## YOUR TASK:
How many lines of the data include the string "BLVD"? State the number and nothing else.

## MATERIAL FOR THE TASK:
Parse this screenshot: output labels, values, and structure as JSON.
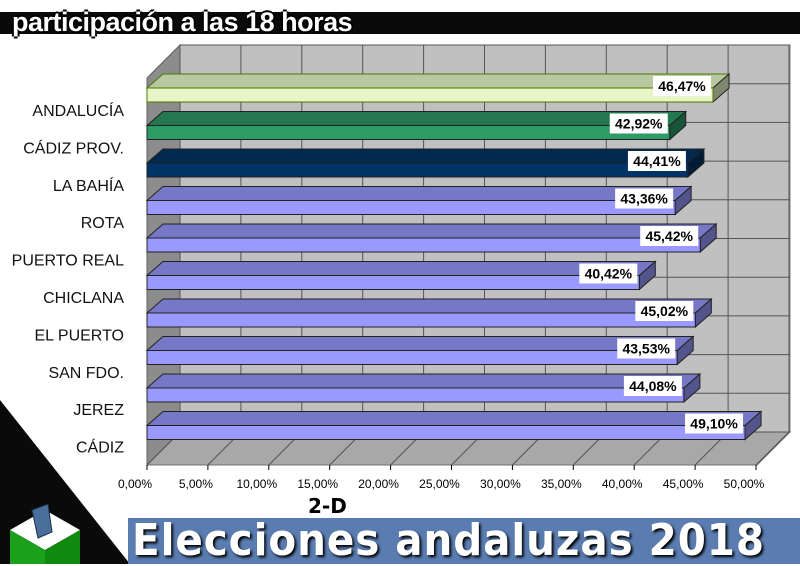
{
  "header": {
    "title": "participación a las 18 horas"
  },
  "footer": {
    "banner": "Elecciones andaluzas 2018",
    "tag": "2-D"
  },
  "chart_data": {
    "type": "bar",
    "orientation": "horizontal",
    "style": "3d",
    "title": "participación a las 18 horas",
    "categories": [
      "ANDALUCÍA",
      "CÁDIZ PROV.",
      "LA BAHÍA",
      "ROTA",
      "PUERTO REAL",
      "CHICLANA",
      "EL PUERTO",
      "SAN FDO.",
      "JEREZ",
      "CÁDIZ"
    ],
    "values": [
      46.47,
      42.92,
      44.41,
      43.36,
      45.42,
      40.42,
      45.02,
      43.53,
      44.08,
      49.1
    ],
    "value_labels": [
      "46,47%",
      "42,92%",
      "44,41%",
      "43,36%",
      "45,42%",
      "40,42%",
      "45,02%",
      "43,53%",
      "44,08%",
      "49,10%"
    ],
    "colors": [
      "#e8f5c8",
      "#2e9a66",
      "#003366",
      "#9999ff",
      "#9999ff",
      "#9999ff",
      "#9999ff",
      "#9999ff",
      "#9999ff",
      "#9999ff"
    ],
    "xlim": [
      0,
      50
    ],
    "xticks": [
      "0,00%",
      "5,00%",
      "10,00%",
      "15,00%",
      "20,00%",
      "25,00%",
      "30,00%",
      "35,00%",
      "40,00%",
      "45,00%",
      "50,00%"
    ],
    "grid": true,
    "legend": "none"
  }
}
* * *
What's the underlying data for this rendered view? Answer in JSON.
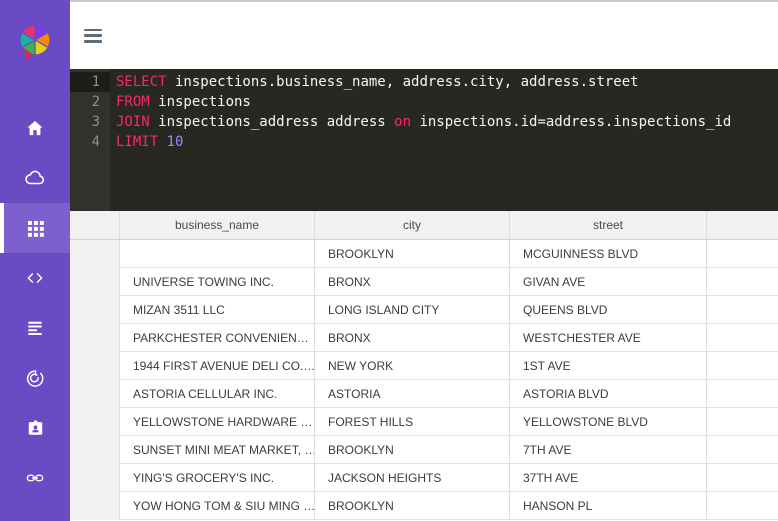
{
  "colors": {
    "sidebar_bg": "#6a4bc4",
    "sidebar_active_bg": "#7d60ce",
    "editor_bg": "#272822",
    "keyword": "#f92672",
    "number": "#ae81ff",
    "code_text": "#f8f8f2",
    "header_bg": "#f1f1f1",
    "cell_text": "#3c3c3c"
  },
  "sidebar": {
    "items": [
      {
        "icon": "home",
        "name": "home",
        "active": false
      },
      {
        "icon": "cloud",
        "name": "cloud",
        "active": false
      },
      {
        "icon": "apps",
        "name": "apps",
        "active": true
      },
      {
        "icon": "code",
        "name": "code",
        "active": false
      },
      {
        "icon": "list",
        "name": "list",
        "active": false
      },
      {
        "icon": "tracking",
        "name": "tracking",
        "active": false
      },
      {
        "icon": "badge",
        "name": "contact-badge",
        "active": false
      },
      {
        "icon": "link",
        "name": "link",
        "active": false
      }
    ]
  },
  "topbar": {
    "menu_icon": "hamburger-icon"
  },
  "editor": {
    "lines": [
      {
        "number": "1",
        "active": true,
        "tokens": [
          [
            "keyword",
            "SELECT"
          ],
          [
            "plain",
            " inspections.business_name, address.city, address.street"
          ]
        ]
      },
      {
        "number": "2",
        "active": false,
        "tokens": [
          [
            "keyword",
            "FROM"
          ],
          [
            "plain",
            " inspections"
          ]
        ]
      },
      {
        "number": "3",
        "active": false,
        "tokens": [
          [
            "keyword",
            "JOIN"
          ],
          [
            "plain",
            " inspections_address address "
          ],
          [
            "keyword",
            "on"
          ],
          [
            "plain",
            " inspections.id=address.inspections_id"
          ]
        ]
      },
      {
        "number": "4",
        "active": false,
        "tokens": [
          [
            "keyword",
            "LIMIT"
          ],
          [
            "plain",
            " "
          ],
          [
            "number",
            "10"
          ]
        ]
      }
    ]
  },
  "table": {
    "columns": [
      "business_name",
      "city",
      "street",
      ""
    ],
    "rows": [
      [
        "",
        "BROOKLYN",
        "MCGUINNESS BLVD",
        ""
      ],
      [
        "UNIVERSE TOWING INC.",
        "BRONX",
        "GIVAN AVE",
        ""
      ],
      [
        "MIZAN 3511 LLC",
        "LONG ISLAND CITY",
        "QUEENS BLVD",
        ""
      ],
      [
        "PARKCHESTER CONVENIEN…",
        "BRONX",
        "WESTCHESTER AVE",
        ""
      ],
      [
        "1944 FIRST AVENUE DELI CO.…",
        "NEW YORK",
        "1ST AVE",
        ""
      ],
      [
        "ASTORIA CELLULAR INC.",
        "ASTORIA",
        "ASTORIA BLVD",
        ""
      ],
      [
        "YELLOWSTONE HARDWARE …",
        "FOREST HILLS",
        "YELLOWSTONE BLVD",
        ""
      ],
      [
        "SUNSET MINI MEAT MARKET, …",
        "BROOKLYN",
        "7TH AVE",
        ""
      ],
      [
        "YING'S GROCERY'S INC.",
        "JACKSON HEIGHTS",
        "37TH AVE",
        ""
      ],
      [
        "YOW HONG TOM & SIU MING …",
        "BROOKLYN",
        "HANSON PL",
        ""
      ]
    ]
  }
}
==
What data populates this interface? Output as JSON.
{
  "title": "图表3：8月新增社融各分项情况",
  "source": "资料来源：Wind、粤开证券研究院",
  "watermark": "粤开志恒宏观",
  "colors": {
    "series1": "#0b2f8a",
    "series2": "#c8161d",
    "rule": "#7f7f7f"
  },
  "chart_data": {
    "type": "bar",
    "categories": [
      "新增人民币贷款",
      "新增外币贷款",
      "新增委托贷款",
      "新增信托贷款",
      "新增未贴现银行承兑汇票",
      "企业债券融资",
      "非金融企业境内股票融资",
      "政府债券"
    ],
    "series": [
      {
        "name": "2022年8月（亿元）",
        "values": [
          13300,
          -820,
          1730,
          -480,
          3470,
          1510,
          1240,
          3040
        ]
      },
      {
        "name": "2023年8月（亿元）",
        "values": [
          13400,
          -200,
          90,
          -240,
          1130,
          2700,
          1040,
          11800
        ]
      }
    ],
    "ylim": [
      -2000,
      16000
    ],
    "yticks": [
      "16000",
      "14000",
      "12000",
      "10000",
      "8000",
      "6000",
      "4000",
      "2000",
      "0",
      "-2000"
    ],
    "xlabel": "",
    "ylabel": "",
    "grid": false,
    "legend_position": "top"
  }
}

## ANSWER TO THE TASK:
4